Given instruction —
Check every line of the data below for the string "reconnaitre", and copy the ones that hold it.

Recorded information —
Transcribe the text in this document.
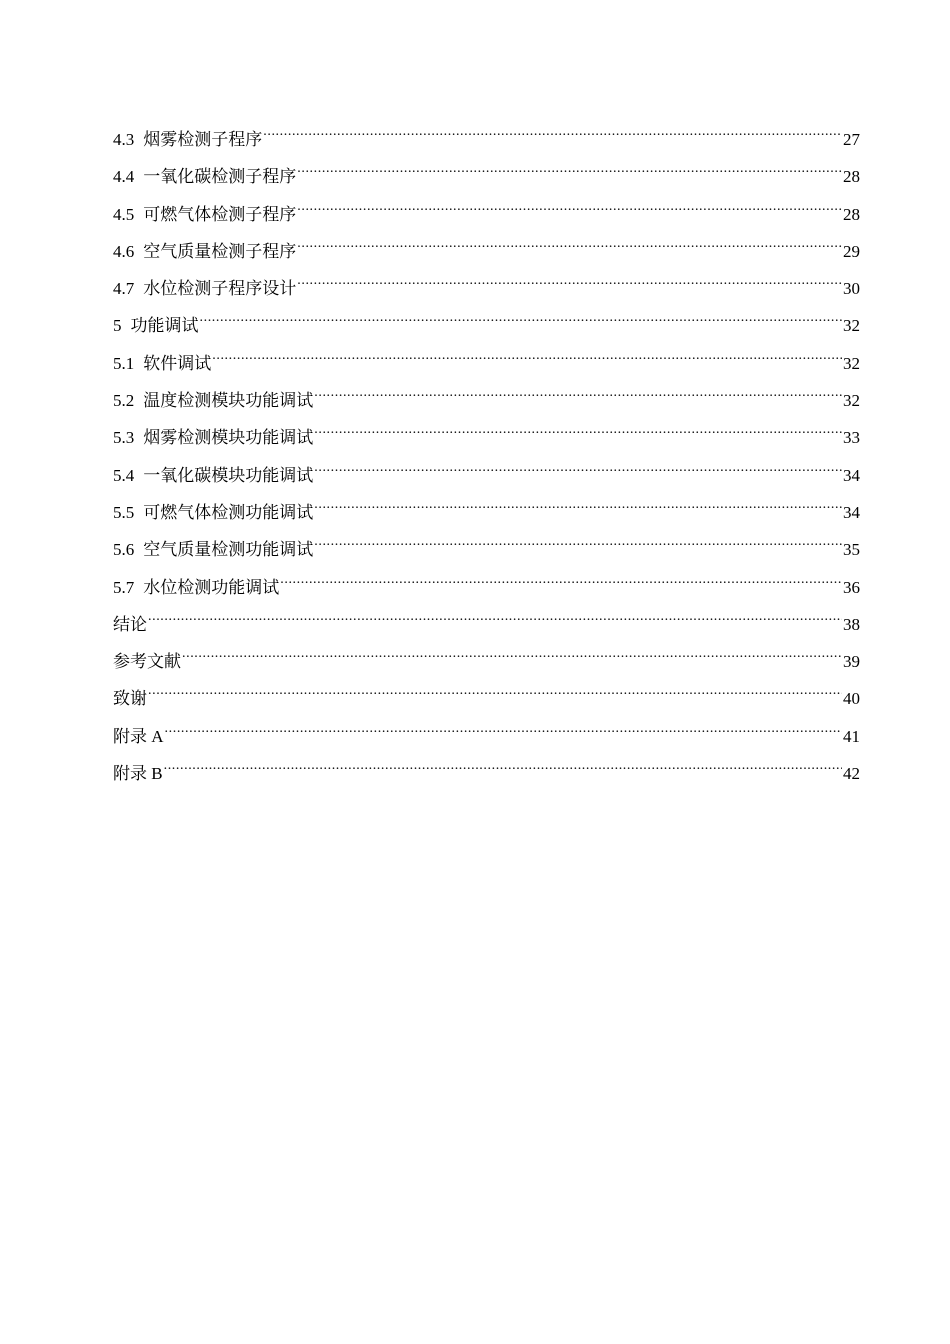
4.3 烟雾检测子程序 .....	27
4.4 一氧化碳检测子程序 .....	28
4.5 可燃气体检测子程序 .....	28
4.6 空气质量检测子程序 .....	29
4.7 水位检测子程序设计 .....	30
5 功能调试 .....	32
5.1 软件调试 .....	32
5.2 温度检测模块功能调试 .....	32
5.3 烟雾检测模块功能调试 .....	33
5.4 一氧化碳模块功能调试 .....	34
5.5 可燃气体检测功能调试 .....	34
5.6 空气质量检测功能调试 .....	35
5.7 水位检测功能调试 .....	36
结论 .....	38
参考文献 .....	39
致谢 .....	40
附录 A .....	41
附录 B .....	42
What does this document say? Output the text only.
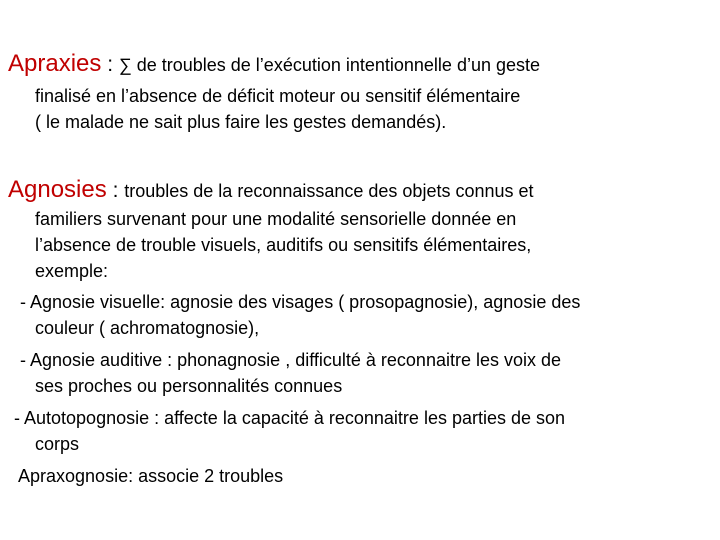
Apraxies : ∑ de troubles de l’exécution intentionnelle d’un geste
finalisé en l’absence de déficit moteur ou sensitif élémentaire
( le malade ne sait plus faire les gestes demandés).
Agnosies : troubles de la reconnaissance des objets connus et
familiers survenant pour une modalité sensorielle donnée en
l’absence de trouble visuels, auditifs ou sensitifs élémentaires,
exemple:
- Agnosie visuelle: agnosie des visages ( prosopagnosie), agnosie des
couleur ( achromatognosie),
- Agnosie auditive : phonagnosie , difficulté à reconnaitre les voix de
ses proches ou personnalités connues
- Autotopognosie : affecte la capacité à reconnaitre les parties de son
corps
Apraxognosie: associe 2 troubles
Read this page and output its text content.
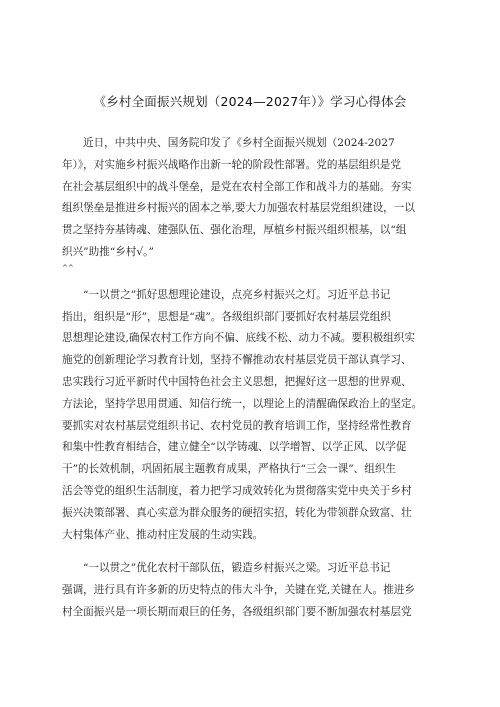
《乡村全面振兴规划（2024—2027年）》学习心得体会
近日，中共中央、国务院印发了《乡村全面振兴规划（2024-2027
年）》，对实施乡村振兴战略作出新一轮的阶段性部署。党的基层组织是党
在社会基层组织中的战斗堡垒，是党在农村全部工作和战斗力的基础。夯实
组织堡垒是推进乡村振兴的固本之举,要大力加强农村基层党组织建设，一以
贯之坚持夯基铸魂、建强队伍、强化治理，厚植乡村振兴组织根基，以“组
织兴”助推“乡村√。”
^^
“一以贯之”抓好思想理论建设，点亮乡村振兴之灯。习近平总书记
指出，组织是“形”，思想是“魂”。各级组织部门要抓好农村基层党组织
思想理论建设,确保农村工作方向不偏、底线不松、动力不减。要积极组织实
施党的创新理论学习教育计划，坚持不懈推动农村基层党员干部认真学习、
忠实践行习近平新时代中国特色社会主义思想，把握好这一思想的世界观、
方法论，坚持学思用贯通、知信行统一，以理论上的清醒确保政治上的坚定。
要抓实对农村基层党组织书记、农村党员的教育培训工作，坚持经常性教育
和集中性教育相结合，建立健全“以学铸魂、以学增智、以学正风、以学促
干”的长效机制，巩固拓展主题教育成果，严格执行“三会一课”、组织生
活会等党的组织生活制度，着力把学习成效转化为贯彻落实党中央关于乡村
振兴决策部署、真心实意为群众服务的硬招实招，转化为带领群众致富、壮
大村集体产业、推动村庄发展的生动实践。
“一以贯之”优化农村干部队伍，锻造乡村振兴之梁。习近平总书记
强调，进行具有许多新的历史特点的伟大斗争，关键在党,关键在人。推进乡
村全面振兴是一项长期而艰巨的任务，各级组织部门要不断加强农村基层党
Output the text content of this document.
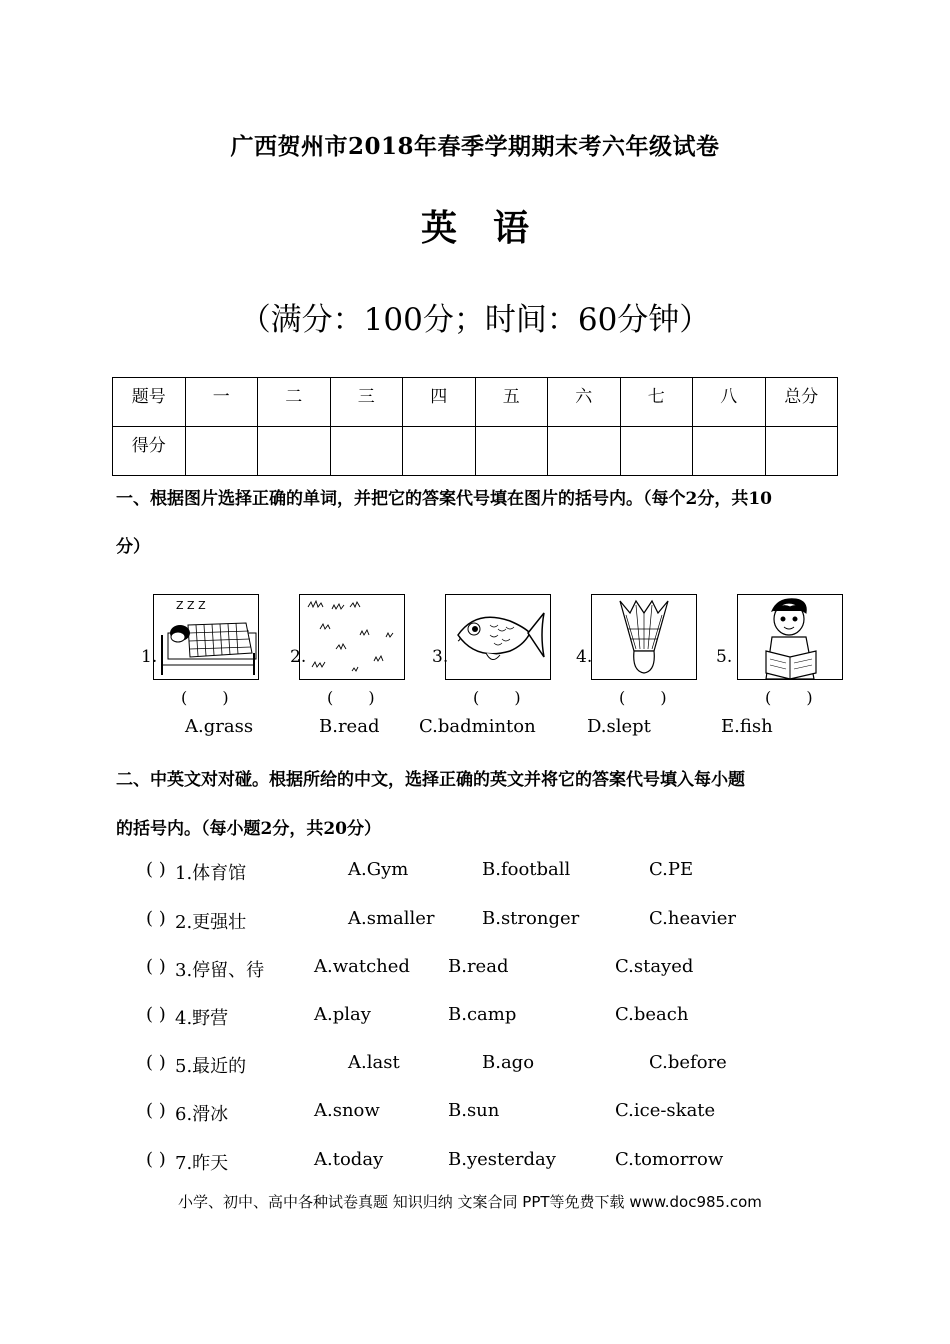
广西贺州市2018年春季学期期末考六年级试卷
英语
（满分：100分；时间：60分钟）
题号	一	二	三	四	五	六	七	八	总分
得分									
一、根据图片选择正确的单词，并把它的答案代号填在图片的括号内。（每个2分，共10
分）
1.
Z Z Z
( )
2.
( )
3.
( )
4.
( )
5.
( )
A.grass	B.read C.badminton	D.slept	E.fish
二、中英文对对碰。根据所给的中文，选择正确的英文并将它的答案代号填入每小题
的括号内。（每小题2分，共20分）
( ) 1.体育馆	A.Gym	B.football	C.PE
( ) 2.更强壮	A.smaller	B.stronger	C.heavier
( ) 3.停留、待	A.watched B.read	C.stayed
( ) 4.野营	A.play	B.camp	C.beach
( ) 5.最近的	A.last	B.ago	C.before
( ) 6.滑冰	A.snow	B.sun	C.ice-skate
( ) 7.昨天	A.today	B.yesterday	C.tomorrow
小学、初中、高中各种试卷真题 知识归纳 文案合同 PPT等免费下载 www.doc985.com
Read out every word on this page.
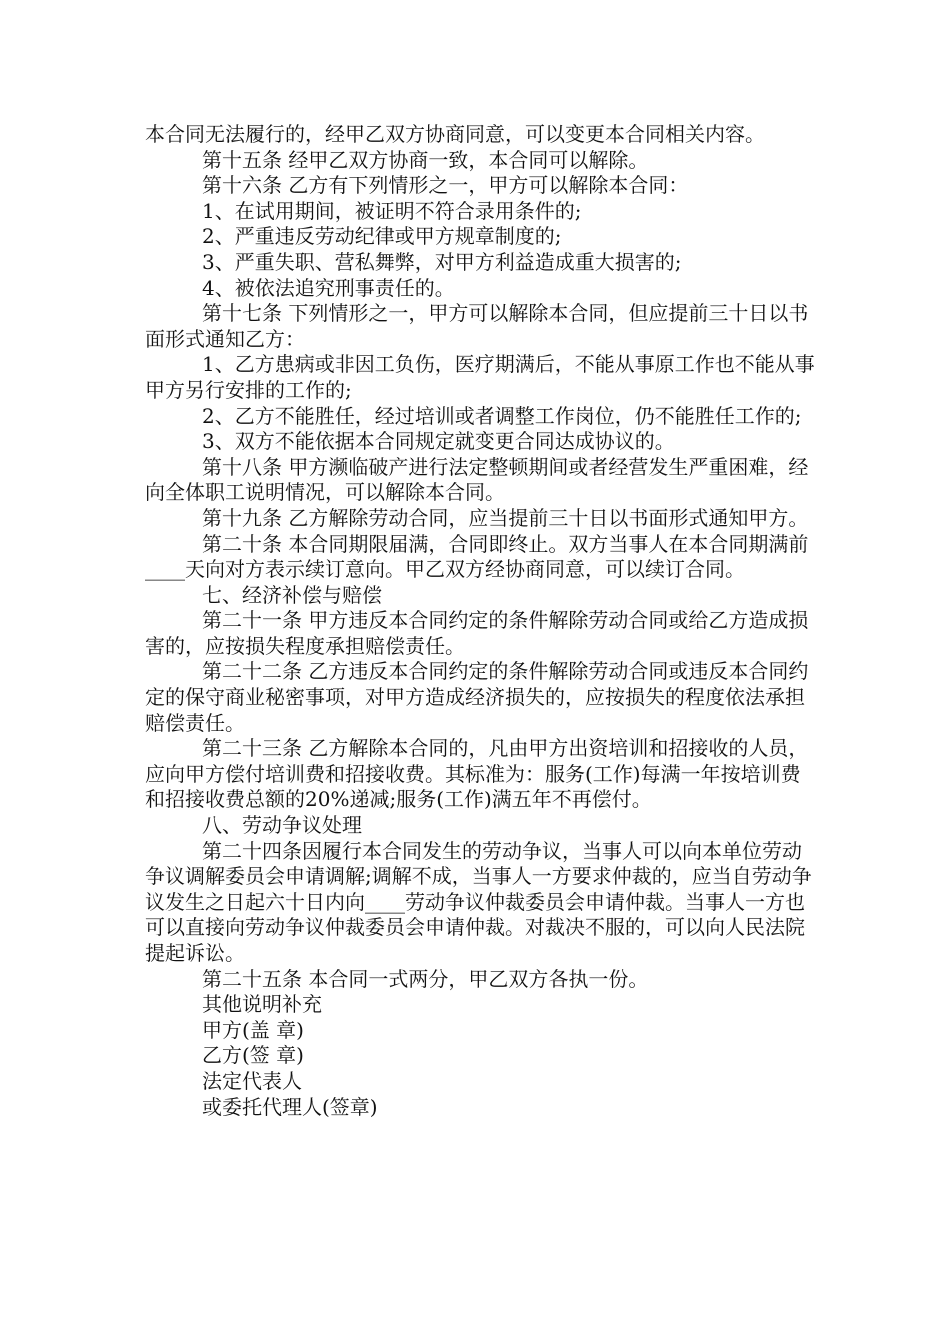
本合同无法履行的，经甲乙双方协商同意，可以变更本合同相关内容。

第十五条 经甲乙双方协商一致，本合同可以解除。

第十六条 乙方有下列情形之一，甲方可以解除本合同：

1、在试用期间，被证明不符合录用条件的;

2、严重违反劳动纪律或甲方规章制度的;

3、严重失职、营私舞弊，对甲方利益造成重大损害的;

4、被依法追究刑事责任的。

第十七条 下列情形之一，甲方可以解除本合同，但应提前三十日以书面形式通知乙方：

1、乙方患病或非因工负伤，医疗期满后，不能从事原工作也不能从事甲方另行安排的工作的;

2、乙方不能胜任，经过培训或者调整工作岗位，仍不能胜任工作的;

3、双方不能依据本合同规定就变更合同达成协议的。

第十八条 甲方濒临破产进行法定整顿期间或者经营发生严重困难，经向全体职工说明情况，可以解除本合同。

第十九条 乙方解除劳动合同，应当提前三十日以书面形式通知甲方。

第二十条 本合同期限届满，合同即终止。双方当事人在本合同期满前____天向对方表示续订意向。甲乙双方经协商同意，可以续订合同。

七、经济补偿与赔偿

第二十一条 甲方违反本合同约定的条件解除劳动合同或给乙方造成损害的，应按损失程度承担赔偿责任。

第二十二条 乙方违反本合同约定的条件解除劳动合同或违反本合同约定的保守商业秘密事项，对甲方造成经济损失的，应按损失的程度依法承担赔偿责任。

第二十三条 乙方解除本合同的，凡由甲方出资培训和招接收的人员，应向甲方偿付培训费和招接收费。其标准为：服务(工作)每满一年按培训费和招接收费总额的20%递减;服务(工作)满五年不再偿付。

八、劳动争议处理

第二十四条因履行本合同发生的劳动争议，当事人可以向本单位劳动争议调解委员会申请调解;调解不成，当事人一方要求仲裁的，应当自劳动争议发生之日起六十日内向____劳动争议仲裁委员会申请仲裁。当事人一方也可以直接向劳动争议仲裁委员会申请仲裁。对裁决不服的，可以向人民法院提起诉讼。

第二十五条 本合同一式两分，甲乙双方各执一份。

其他说明补充

甲方(盖 章)

乙方(签 章)

法定代表人

或委托代理人(签章)
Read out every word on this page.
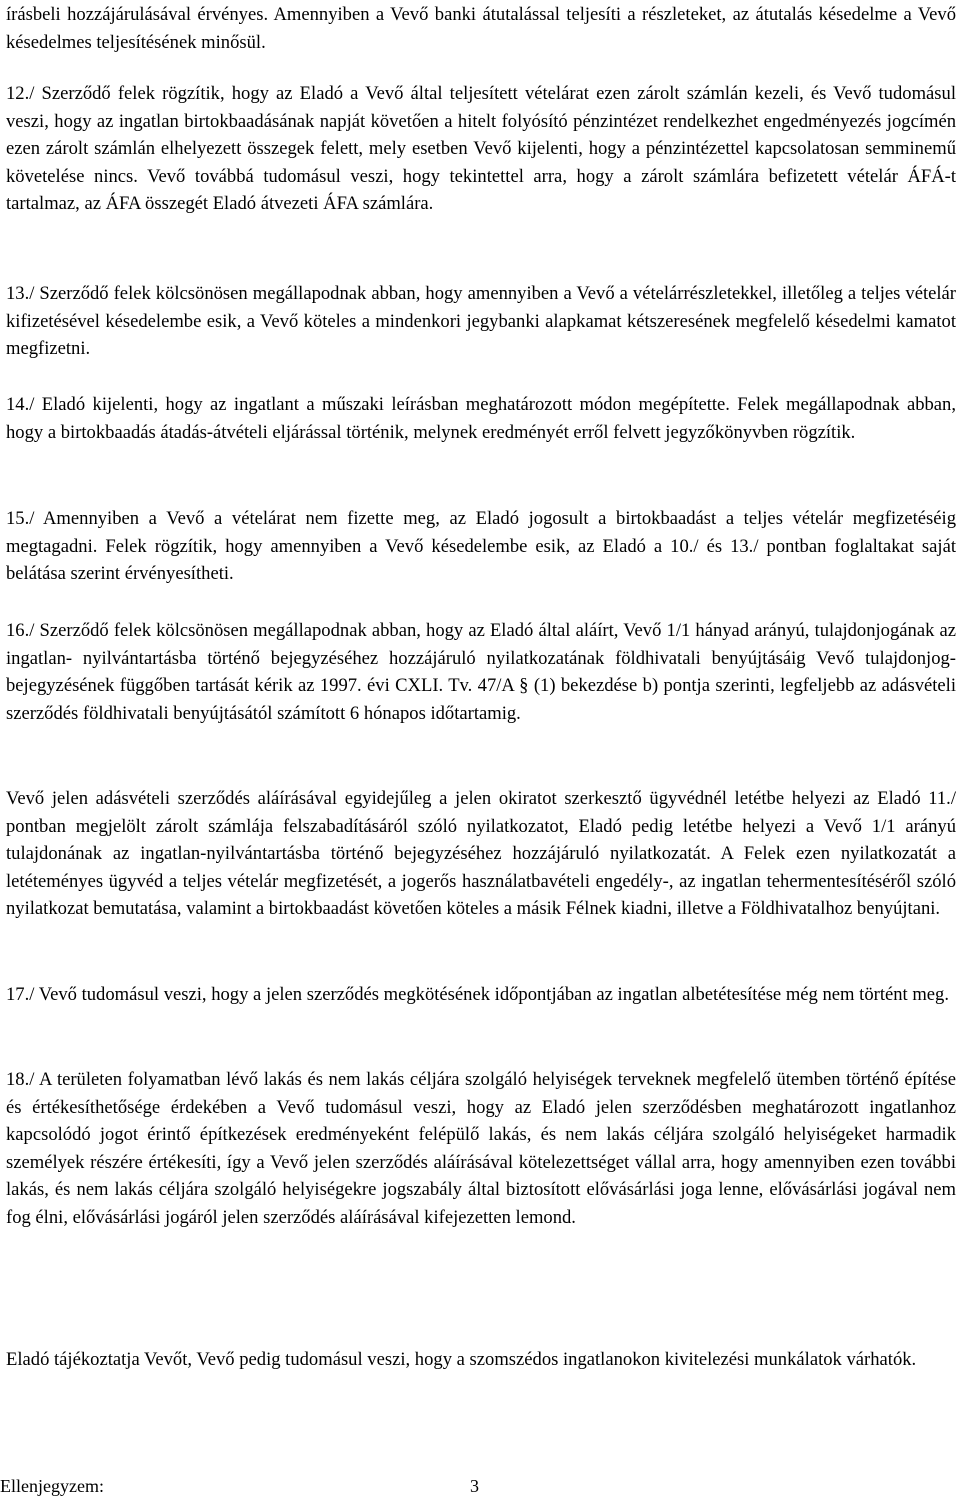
írásbeli hozzájárulásával érvényes. Amennyiben a Vevő banki átutalással teljesíti a részleteket, az átutalás késedelme a Vevő késedelmes teljesítésének minősül.

12./ Szerződő felek rögzítik, hogy az Eladó a Vevő által teljesített vételárat ezen zárolt számlán kezeli, és Vevő tudomásul veszi, hogy az ingatlan birtokbaadásának napját követően a hitelt folyósító pénzintézet rendelkezhet engedményezés jogcímén ezen zárolt számlán elhelyezett összegek felett, mely esetben Vevő kijelenti, hogy a pénzintézettel kapcsolatosan semminemű követelése nincs. Vevő továbbá tudomásul veszi, hogy tekintettel arra, hogy a zárolt számlára befizetett vételár ÁFÁ-t tartalmaz, az ÁFA összegét Eladó átvezeti ÁFA számlára.

13./ Szerződő felek kölcsönösen megállapodnak abban, hogy amennyiben a Vevő a vételárrészletekkel, illetőleg a teljes vételár kifizetésével késedelembe esik, a Vevő köteles a mindenkori jegybanki alapkamat kétszeresének megfelelő késedelmi kamatot megfizetni.

14./ Eladó kijelenti, hogy az ingatlant a műszaki leírásban meghatározott módon megépítette. Felek megállapodnak abban, hogy a birtokbaadás átadás-átvételi eljárással történik, melynek eredményét erről felvett jegyzőkönyvben rögzítik.

15./ Amennyiben a Vevő a vételárat nem fizette meg, az Eladó jogosult a birtokbaadást a teljes vételár megfizetéséig megtagadni. Felek rögzítik, hogy amennyiben a Vevő késedelembe esik, az Eladó a 10./ és 13./ pontban foglaltakat saját belátása szerint érvényesítheti.

16./ Szerződő felek kölcsönösen megállapodnak abban, hogy az Eladó által aláírt, Vevő 1/1 hányad arányú, tulajdonjogának az ingatlan- nyilvántartásba történő bejegyzéséhez hozzájáruló nyilatkozatának földhivatali benyújtásáig Vevő tulajdonjog-bejegyzésének függőben tartását kérik az 1997. évi CXLI. Tv. 47/A § (1) bekezdése b) pontja szerinti, legfeljebb az adásvételi szerződés földhivatali benyújtásától számított 6 hónapos időtartamig.

Vevő jelen adásvételi szerződés aláírásával egyidejűleg a jelen okiratot szerkesztő ügyvédnél letétbe helyezi az Eladó 11./ pontban megjelölt zárolt számlája felszabadításáról szóló nyilatkozatot, Eladó pedig letétbe helyezi a Vevő 1/1 arányú tulajdonának az ingatlan-nyilvántartásba történő bejegyzéséhez hozzájáruló nyilatkozatát. A Felek ezen nyilatkozatát a letéteményes ügyvéd a teljes vételár megfizetését, a jogerős használatbavételi engedély-, az ingatlan tehermentesítéséről szóló nyilatkozat bemutatása, valamint a birtokbaadást követően köteles a másik Félnek kiadni, illetve a Földhivatalhoz benyújtani.

17./ Vevő tudomásul veszi, hogy a jelen szerződés megkötésének időpontjában az ingatlan albetétesítése még nem történt meg.

18./ A területen folyamatban lévő lakás és nem lakás céljára szolgáló helyiségek terveknek megfelelő ütemben történő építése és értékesíthetősége érdekében a Vevő tudomásul veszi, hogy az Eladó jelen szerződésben meghatározott ingatlanhoz kapcsolódó jogot érintő építkezések eredményeként felépülő lakás, és nem lakás céljára szolgáló helyiségeket harmadik személyek részére értékesíti, így a Vevő jelen szerződés aláírásával kötelezettséget vállal arra, hogy amennyiben ezen további lakás, és nem lakás céljára szolgáló helyiségekre jogszabály által biztosított elővásárlási joga lenne, elővásárlási jogával nem fog élni, elővásárlási jogáról jelen szerződés aláírásával kifejezetten lemond.

Eladó tájékoztatja Vevőt, Vevő pedig tudomásul veszi, hogy a szomszédos ingatlanokon kivitelezési munkálatok várhatók.

Ellenjegyzem:	3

The answer —
- Agnosie auditive : phonagnosie , difficulté à reconnaitre les voix de
- Autotopognosie : affecte la capacité à reconnaitre les parties de son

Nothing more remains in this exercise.